> _WRITTEN EXERCISE_: Which lines have the string "инфекционных"? Copy all of them from the entries below.

====== WORKING DATA ======

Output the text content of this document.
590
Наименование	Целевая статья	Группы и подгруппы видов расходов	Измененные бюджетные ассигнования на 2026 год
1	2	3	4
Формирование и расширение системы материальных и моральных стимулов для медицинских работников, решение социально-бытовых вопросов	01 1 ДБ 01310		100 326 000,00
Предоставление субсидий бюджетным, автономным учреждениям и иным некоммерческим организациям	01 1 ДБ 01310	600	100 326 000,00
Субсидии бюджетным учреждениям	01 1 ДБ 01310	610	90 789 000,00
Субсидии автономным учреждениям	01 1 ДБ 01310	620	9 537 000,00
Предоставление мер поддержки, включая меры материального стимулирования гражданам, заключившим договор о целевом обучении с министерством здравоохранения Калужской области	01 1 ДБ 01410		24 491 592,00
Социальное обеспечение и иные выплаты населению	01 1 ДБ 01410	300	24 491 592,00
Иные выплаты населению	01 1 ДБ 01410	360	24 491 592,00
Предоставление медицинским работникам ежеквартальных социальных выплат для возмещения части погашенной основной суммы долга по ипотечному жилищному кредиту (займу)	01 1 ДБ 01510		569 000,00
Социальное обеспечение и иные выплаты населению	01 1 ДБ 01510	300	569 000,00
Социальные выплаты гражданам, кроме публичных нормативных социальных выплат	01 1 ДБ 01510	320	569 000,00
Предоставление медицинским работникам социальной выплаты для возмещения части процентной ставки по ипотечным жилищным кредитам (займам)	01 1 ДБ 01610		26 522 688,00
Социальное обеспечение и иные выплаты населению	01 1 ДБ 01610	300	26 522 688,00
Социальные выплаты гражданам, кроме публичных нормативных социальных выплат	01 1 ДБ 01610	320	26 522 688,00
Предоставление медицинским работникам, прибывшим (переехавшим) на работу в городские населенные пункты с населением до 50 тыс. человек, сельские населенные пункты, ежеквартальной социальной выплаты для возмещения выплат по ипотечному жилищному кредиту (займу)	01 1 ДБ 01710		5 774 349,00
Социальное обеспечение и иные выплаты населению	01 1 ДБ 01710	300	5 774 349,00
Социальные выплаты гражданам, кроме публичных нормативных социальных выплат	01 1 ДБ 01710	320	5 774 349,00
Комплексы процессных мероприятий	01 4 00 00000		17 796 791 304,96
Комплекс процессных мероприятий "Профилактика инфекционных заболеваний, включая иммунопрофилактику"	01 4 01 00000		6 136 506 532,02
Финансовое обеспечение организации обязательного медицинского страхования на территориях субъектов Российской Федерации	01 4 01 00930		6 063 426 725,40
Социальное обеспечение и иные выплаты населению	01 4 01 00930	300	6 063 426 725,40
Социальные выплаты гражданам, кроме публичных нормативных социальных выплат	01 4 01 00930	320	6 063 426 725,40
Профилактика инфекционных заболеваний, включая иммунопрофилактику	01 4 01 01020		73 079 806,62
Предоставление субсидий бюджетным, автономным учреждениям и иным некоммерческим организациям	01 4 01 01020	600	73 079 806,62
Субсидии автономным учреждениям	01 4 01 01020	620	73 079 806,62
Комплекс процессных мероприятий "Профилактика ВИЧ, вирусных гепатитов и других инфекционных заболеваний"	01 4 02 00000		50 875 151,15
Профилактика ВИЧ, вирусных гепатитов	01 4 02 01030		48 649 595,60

======

> _OUTPUT_:
Комплекс процессных мероприятий "Профилактика инфекционных заболеваний, включая иммунопрофилактику"	01 4 01 00000		6 136 506 532,02
Профилактика инфекционных заболеваний, включая иммунопрофилактику	01 4 01 01020		73 079 806,62
Комплекс процессных мероприятий "Профилактика ВИЧ, вирусных гепатитов и других инфекционных заболеваний"	01 4 02 00000		50 875 151,15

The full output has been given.